» YOUR INSTRUCTIONS
Find the lines containing the word "heutigen" and copy every one of them.

[begin INPUT ROWS]

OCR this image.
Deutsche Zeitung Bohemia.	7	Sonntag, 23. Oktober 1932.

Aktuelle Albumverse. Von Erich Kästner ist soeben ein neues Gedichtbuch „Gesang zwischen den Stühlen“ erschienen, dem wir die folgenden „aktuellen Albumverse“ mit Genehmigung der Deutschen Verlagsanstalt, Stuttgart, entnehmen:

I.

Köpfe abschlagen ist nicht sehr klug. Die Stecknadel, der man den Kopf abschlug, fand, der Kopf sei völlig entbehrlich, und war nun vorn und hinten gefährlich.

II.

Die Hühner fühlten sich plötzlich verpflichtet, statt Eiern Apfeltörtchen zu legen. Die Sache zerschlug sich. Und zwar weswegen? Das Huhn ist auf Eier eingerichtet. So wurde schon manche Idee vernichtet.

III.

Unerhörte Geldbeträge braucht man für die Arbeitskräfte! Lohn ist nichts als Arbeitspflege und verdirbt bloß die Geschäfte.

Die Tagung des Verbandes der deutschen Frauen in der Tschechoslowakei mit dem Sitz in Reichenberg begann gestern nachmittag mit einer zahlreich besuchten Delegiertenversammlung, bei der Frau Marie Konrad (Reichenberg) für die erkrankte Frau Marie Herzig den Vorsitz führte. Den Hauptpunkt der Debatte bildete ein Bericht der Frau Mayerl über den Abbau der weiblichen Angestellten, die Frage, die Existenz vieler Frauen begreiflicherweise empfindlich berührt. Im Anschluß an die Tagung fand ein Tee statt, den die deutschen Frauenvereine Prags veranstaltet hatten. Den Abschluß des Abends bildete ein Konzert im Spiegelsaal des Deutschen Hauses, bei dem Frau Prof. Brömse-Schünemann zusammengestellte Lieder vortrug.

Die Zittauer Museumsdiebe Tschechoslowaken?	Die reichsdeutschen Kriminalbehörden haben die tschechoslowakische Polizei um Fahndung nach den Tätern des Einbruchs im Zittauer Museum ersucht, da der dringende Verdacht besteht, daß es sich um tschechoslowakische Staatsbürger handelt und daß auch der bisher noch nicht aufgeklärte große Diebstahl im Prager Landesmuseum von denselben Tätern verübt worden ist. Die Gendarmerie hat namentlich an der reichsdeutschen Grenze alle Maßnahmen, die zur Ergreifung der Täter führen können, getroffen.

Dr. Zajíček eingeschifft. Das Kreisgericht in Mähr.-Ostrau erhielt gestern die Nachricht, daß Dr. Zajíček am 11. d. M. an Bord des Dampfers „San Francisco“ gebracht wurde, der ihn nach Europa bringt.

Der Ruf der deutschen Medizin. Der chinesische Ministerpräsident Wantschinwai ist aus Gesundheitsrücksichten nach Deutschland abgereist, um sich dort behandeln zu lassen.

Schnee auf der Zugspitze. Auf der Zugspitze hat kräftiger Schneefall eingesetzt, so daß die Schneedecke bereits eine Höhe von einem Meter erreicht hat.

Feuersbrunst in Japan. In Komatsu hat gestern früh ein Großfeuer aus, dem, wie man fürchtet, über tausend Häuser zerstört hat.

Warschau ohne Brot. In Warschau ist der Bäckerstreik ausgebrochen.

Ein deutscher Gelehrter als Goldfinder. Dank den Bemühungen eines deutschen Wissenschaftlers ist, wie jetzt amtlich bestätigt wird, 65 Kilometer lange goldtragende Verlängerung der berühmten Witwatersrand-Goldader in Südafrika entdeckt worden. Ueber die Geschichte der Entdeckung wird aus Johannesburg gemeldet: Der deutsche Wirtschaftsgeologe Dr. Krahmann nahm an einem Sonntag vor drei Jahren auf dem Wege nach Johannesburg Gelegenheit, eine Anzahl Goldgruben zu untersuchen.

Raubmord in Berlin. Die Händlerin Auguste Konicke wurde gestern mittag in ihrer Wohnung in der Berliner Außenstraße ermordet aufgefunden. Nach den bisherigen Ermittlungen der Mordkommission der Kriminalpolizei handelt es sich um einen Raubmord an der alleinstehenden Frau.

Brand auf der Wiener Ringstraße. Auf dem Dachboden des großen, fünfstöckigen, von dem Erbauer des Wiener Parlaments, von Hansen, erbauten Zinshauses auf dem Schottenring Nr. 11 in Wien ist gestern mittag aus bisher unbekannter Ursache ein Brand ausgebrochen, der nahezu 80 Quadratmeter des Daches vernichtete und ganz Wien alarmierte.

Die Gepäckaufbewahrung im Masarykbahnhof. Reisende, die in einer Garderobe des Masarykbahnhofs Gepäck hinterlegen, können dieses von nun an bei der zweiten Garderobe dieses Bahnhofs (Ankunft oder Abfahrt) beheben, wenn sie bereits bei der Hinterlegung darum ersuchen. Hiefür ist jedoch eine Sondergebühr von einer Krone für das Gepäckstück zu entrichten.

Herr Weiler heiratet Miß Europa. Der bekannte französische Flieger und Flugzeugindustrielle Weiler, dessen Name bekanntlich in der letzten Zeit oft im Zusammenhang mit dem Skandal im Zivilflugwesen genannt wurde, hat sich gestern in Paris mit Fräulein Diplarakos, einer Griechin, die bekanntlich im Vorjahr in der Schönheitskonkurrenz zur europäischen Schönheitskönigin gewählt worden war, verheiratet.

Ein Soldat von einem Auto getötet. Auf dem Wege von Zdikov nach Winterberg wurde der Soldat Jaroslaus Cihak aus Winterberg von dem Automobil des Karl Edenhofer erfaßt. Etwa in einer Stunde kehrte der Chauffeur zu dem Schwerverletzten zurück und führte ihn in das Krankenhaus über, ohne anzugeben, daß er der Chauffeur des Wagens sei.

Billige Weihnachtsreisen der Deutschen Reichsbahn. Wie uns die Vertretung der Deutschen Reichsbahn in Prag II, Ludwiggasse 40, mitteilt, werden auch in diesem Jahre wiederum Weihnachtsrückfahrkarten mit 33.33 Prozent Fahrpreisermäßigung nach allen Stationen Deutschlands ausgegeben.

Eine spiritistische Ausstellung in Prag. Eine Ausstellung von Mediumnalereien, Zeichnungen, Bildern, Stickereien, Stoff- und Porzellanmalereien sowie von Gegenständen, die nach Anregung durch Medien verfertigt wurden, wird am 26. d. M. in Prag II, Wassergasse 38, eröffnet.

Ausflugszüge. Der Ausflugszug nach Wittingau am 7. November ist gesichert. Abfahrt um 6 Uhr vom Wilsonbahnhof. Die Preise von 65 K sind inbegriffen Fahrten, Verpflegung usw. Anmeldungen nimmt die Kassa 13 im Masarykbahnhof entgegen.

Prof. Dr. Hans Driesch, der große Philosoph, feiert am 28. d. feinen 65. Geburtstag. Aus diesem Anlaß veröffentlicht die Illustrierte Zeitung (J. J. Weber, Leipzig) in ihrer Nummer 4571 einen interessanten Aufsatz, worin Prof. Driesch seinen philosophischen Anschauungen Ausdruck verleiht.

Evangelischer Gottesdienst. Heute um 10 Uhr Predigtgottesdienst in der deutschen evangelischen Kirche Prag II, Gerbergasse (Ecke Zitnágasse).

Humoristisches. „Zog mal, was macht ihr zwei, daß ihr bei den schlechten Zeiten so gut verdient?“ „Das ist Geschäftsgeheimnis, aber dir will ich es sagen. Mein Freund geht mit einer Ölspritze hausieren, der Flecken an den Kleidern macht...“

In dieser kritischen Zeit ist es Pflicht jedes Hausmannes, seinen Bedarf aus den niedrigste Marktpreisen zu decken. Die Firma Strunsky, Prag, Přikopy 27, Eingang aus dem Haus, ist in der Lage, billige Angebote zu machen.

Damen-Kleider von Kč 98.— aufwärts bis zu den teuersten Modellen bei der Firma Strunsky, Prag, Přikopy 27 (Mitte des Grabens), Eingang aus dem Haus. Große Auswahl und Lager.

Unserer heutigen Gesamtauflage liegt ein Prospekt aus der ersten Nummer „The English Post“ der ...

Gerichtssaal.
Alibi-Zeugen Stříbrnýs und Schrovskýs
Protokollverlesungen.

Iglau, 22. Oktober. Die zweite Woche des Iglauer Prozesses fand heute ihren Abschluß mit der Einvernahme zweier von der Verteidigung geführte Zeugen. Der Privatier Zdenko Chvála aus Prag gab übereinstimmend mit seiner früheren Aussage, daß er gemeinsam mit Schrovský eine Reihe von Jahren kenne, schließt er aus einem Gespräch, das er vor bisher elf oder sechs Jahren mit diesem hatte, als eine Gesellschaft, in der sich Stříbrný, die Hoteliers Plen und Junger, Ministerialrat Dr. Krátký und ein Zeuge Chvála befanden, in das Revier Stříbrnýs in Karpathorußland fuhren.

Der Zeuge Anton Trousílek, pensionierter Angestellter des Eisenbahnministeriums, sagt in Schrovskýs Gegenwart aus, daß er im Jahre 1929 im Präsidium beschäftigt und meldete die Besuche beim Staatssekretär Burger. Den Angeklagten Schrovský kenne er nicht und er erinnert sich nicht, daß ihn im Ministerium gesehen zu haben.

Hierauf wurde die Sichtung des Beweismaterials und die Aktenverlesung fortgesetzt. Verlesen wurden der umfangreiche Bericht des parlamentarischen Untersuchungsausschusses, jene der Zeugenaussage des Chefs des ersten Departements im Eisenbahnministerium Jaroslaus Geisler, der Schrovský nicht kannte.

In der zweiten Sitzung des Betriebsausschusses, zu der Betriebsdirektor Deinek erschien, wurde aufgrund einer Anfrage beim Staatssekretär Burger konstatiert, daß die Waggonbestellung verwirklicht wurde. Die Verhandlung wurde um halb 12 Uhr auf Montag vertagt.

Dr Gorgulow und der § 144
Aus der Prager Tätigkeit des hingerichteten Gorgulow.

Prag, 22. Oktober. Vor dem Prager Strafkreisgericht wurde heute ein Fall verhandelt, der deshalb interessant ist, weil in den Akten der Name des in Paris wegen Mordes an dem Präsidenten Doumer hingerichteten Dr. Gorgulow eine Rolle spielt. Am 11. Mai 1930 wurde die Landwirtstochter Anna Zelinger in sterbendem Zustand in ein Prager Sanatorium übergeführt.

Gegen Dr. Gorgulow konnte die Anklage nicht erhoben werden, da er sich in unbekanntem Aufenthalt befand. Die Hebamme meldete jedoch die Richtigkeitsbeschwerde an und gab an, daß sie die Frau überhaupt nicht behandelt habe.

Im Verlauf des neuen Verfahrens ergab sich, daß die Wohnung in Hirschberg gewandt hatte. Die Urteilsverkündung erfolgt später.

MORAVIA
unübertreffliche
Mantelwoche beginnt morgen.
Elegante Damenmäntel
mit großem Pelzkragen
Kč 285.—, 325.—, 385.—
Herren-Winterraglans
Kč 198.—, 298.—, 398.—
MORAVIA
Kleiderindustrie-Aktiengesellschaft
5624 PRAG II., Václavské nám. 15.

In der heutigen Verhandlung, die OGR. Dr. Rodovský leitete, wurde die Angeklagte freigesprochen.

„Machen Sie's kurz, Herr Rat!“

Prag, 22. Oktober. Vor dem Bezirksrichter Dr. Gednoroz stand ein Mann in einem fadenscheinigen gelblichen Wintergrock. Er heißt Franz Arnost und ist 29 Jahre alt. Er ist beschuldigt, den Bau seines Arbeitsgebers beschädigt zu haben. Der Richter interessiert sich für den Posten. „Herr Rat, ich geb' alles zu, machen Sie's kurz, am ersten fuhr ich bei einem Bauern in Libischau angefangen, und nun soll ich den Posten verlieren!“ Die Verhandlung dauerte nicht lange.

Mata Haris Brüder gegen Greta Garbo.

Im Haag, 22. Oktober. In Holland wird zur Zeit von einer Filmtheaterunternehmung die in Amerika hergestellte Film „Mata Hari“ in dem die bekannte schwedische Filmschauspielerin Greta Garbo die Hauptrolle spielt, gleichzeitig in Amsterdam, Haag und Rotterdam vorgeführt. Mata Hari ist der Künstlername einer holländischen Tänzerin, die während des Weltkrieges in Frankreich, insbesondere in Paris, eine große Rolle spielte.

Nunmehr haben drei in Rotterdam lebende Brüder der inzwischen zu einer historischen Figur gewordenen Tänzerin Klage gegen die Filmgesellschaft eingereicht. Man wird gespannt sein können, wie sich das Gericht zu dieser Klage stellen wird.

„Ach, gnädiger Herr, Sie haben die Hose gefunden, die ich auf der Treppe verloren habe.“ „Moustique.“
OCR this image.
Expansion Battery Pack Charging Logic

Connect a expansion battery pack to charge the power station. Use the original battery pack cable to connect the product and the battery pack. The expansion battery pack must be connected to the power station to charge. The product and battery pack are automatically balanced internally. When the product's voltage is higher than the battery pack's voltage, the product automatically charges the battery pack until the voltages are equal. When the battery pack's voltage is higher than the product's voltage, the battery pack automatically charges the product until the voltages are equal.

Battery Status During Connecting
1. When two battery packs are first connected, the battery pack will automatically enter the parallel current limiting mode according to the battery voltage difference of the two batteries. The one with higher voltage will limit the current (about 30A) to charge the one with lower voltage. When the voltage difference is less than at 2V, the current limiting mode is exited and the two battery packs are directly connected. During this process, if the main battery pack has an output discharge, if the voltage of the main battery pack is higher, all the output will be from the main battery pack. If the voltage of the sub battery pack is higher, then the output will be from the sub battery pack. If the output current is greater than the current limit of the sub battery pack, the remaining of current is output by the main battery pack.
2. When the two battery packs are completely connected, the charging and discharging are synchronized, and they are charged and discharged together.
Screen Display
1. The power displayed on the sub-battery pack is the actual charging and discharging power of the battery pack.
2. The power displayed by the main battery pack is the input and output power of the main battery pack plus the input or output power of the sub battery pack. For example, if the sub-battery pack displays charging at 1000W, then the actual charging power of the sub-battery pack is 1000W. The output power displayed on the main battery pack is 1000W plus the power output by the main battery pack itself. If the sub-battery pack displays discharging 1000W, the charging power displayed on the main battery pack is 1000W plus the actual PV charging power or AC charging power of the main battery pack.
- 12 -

[end INPUT ROWS]

» FINISHED EXERCISE
Unserer heutigen Gesamtauflage liegt ein Prospekt aus der ersten Nummer „The English Post“ der ...
In der heutigen Verhandlung, die OGR. Dr. Rodovský leitete, wurde die Angeklagte freigesprochen.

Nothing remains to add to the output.